■ **WHAT THE EXERCISE ASKS**:
Please list all lines of the material below in which the string "Americans" occurs.
++++++++++++++++++++
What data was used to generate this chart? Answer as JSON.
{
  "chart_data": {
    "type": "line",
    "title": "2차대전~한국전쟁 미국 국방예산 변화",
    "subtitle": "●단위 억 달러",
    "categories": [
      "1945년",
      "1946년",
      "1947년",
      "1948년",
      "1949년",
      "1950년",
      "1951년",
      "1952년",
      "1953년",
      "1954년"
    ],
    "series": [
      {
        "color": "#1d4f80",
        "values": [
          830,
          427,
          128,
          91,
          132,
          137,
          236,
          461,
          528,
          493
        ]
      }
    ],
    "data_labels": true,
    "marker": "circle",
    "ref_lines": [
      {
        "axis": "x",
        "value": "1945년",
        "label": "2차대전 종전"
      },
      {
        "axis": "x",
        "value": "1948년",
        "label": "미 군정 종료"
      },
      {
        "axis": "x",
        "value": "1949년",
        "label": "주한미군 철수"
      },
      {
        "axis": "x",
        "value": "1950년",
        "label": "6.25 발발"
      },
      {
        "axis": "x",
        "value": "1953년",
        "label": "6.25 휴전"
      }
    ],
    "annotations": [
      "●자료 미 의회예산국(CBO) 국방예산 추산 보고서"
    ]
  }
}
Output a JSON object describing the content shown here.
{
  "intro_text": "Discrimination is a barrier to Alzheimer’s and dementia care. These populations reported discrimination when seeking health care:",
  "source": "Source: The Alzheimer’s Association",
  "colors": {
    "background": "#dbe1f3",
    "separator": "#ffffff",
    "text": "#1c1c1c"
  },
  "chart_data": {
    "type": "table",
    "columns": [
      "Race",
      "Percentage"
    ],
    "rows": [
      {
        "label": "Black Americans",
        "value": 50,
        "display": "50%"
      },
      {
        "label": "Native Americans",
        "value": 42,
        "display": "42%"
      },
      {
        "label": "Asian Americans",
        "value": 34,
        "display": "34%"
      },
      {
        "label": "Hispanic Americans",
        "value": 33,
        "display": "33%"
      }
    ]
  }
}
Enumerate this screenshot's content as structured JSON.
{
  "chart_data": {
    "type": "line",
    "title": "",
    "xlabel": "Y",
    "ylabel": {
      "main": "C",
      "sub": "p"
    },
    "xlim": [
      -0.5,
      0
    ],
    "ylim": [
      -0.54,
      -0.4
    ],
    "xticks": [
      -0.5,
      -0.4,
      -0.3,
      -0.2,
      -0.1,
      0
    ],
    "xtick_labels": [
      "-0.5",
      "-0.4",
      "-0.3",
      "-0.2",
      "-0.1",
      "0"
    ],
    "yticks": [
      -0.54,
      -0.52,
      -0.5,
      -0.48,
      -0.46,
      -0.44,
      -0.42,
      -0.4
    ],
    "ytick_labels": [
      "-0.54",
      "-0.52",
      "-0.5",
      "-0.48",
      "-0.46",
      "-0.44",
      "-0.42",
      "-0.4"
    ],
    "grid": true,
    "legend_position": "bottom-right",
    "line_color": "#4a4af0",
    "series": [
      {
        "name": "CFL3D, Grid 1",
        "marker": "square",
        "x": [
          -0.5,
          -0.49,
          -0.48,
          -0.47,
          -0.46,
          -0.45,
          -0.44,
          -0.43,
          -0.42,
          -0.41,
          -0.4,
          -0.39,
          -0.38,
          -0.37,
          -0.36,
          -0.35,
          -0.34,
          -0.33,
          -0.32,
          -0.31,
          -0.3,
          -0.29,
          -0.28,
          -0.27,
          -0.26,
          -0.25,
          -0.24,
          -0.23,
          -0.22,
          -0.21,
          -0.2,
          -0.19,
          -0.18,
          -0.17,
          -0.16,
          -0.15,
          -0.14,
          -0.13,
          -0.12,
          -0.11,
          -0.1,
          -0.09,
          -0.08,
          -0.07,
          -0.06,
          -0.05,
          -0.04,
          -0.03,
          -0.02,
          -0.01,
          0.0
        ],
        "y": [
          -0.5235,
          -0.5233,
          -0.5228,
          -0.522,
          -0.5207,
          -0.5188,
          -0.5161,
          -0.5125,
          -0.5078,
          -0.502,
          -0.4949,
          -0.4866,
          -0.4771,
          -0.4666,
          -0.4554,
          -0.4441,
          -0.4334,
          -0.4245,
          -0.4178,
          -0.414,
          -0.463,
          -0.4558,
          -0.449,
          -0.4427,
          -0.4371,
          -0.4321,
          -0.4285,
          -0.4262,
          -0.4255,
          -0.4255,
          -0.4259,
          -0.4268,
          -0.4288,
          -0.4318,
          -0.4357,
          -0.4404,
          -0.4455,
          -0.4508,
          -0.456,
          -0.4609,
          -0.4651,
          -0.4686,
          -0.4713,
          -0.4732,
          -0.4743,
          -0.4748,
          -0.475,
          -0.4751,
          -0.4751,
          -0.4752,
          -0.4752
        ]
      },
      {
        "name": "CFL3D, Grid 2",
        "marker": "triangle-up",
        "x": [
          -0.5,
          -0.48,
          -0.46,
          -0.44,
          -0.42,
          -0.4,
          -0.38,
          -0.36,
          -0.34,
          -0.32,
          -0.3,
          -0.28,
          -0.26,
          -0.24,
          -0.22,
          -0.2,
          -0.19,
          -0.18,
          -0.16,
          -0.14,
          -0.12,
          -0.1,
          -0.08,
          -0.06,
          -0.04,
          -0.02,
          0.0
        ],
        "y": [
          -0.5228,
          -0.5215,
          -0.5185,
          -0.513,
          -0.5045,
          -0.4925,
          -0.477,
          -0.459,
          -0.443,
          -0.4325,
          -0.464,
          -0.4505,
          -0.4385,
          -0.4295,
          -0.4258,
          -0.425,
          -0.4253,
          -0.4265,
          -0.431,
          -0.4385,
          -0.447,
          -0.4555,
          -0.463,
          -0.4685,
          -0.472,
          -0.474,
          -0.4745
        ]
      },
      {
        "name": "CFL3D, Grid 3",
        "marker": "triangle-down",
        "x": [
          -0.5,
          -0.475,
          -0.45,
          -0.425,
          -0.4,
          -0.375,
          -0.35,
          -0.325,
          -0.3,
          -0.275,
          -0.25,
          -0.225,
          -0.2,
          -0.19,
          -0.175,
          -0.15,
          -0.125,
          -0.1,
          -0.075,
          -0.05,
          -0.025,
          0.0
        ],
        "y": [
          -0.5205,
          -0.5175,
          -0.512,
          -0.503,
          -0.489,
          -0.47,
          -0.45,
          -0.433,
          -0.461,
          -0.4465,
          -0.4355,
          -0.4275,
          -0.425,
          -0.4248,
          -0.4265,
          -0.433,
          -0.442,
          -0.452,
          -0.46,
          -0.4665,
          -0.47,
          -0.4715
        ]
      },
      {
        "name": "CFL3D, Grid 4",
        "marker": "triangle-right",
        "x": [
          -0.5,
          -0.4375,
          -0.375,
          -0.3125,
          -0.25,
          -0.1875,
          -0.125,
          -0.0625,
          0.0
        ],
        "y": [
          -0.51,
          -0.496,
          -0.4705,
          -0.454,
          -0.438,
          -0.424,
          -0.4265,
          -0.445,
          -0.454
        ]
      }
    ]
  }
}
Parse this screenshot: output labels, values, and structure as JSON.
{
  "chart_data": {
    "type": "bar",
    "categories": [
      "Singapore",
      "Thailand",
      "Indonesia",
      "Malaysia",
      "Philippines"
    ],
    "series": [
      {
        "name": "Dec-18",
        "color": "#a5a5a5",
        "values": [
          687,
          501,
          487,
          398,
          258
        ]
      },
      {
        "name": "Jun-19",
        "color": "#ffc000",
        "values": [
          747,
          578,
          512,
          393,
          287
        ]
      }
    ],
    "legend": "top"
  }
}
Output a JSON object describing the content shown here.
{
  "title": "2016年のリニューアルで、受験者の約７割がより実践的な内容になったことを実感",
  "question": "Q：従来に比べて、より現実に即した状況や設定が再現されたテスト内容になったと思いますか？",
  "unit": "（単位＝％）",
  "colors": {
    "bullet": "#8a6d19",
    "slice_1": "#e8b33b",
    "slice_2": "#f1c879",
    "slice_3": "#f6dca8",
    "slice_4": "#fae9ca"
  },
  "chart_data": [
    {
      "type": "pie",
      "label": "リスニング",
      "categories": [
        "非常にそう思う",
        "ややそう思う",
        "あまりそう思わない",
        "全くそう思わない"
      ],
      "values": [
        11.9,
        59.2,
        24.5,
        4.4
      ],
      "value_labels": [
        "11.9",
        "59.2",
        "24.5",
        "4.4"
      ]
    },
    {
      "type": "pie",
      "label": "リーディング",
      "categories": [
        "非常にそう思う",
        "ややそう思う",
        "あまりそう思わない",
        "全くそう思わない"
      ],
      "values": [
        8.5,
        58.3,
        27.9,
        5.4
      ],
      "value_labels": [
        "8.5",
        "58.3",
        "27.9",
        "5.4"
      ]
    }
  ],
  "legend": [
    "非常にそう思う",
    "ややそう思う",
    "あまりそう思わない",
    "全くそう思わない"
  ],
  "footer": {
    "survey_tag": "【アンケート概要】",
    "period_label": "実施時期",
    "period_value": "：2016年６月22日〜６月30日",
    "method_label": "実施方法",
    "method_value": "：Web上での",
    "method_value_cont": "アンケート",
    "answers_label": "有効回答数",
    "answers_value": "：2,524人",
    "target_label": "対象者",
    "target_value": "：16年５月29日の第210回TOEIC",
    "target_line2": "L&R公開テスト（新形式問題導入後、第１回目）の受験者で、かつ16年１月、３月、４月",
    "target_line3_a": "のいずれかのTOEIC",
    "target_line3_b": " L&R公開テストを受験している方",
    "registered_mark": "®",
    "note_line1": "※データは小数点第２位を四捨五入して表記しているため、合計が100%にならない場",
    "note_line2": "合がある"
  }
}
++++++++++++++++++++
■ **ANSWER TO THE TASK**:
        "label": "Black Americans",
        "label": "Native Americans",
        "label": "Asian Americans",
        "label": "Hispanic Americans",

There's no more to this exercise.